Seitentext:
Ich nehme an der Rechner war nicht unter Wasser, oder?


@ marvin-carp:
Ist doch bald Weihnachten!


----------



## marvin-carp (2. Dezember 2008)

*AW: gibt es kleine Unterwasserkameras*

ich krieg aber zu weinachten ein laptop


----------



## kaipiranja (2. Dezember 2008)

*AW: gibt es kleine Unterwasserkameras*

...ja, WLAN unter Wasser ist schlecht bzw. geht aufgrund der Frequenz garnicht!

Der Rechner steht Überwasser und ist mit der CAM via USB verbunden so lassen sich ca. 15m ohne weiteres erreichen. Möchte man ein noch längeres USB-Kabel benutzen muss ein aktiver USB-Hub dazwischen.

Ich habe meine CAM immer an Steganlagen positioniert in ca. 2m tiefen Wasser...

Viel mehr ist mit dem Kaffedosengehäuse dann auch nicht drin weil es bei höheren Tiefen undicht werden würde!

P.s.: Der Laptop war nicht unter Wasser  - wie geschrieben - der kann stehen wo er möchte...

KAI


----------



## marvin-carp (2. Dezember 2008)

*AW: gibt es kleine Unterwasserkameras*

ich brauche eine billige und kmplirte kamera aber ich glaube das gib es nicht


----------



## donlotis (2. Dezember 2008)

*AW: gibt es kleine Unterwasserkameras*

Das wird dann ungefähr so aussehen:

http://www.ontariofishingreels.com/northern-pike-videos.html

Gruß donlotis


----------



## Denni_Lo (3. Dezember 2008)

Auszüge aus Datensätzen:
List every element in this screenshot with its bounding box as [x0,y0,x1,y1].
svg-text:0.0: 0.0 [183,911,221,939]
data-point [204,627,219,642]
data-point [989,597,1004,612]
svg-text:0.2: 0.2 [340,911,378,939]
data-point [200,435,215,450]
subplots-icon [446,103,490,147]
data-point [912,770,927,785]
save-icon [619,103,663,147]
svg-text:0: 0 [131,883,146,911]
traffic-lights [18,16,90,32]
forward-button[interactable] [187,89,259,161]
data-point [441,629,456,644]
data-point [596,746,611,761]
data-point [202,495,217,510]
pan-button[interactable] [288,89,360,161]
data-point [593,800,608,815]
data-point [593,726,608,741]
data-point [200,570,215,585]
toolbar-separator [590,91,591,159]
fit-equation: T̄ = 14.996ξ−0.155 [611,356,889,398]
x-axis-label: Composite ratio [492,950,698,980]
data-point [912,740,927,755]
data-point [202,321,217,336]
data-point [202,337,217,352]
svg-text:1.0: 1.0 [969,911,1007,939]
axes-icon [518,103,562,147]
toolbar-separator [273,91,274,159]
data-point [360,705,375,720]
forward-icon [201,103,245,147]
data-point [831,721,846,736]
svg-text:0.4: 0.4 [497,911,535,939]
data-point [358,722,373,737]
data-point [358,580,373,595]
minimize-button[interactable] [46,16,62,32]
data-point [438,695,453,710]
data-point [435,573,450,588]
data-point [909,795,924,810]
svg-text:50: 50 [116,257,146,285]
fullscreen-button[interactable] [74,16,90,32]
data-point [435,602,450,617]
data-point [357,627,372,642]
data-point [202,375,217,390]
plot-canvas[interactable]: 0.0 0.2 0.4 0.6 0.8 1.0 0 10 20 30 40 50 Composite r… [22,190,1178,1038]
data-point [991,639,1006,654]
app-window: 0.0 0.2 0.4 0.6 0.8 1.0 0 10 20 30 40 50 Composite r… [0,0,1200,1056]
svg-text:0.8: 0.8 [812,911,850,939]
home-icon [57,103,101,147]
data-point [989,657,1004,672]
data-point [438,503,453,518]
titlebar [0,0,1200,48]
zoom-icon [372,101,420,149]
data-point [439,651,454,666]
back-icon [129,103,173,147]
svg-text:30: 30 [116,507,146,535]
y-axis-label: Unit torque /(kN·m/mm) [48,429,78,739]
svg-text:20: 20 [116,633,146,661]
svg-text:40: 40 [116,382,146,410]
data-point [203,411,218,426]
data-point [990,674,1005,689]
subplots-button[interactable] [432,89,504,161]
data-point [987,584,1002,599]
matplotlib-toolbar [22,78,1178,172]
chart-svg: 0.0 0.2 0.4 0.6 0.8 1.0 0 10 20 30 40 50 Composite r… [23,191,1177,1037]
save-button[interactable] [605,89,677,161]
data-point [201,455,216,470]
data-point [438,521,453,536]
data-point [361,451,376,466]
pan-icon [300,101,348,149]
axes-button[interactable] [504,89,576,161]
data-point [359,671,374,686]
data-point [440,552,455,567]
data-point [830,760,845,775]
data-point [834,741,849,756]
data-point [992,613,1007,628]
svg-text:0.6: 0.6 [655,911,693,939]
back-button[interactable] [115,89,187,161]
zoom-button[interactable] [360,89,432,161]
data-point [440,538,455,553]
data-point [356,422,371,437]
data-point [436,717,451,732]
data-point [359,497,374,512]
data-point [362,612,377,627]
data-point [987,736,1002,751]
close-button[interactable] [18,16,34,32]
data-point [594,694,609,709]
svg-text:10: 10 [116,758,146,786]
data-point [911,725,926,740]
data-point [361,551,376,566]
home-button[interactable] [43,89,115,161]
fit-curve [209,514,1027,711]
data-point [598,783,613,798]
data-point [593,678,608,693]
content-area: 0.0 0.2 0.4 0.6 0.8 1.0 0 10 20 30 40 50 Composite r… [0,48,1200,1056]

Deine Aufgabe:
Gib bitte alles aus dem Seitentext von „Der Rechner steht“ bis hinunter zu „wo er möchte...“ erneut wieder und tausche dabei „USB-Hub“ gegen „USB-Verteiler“ aus. Stütze dich allein auf den Seitentext.

Vollständige Ausgabe:
Der Rechner steht Überwasser und ist mit der CAM via USB verbunden so lassen sich ca. 15m ohne weiteres erreichen. Möchte man ein noch längeres USB-Kabel benutzen muss ein aktiver USB-Verteiler dazwischen.

Ich habe meine CAM immer an Steganlagen positioniert in ca. 2m tiefen Wasser...

Viel mehr ist mit dem Kaffedosengehäuse dann auch nicht drin weil es bei höheren Tiefen undicht werden würde!

P.s.: Der Laptop war nicht unter Wasser  - wie geschrieben - der kann stehen wo er möchte...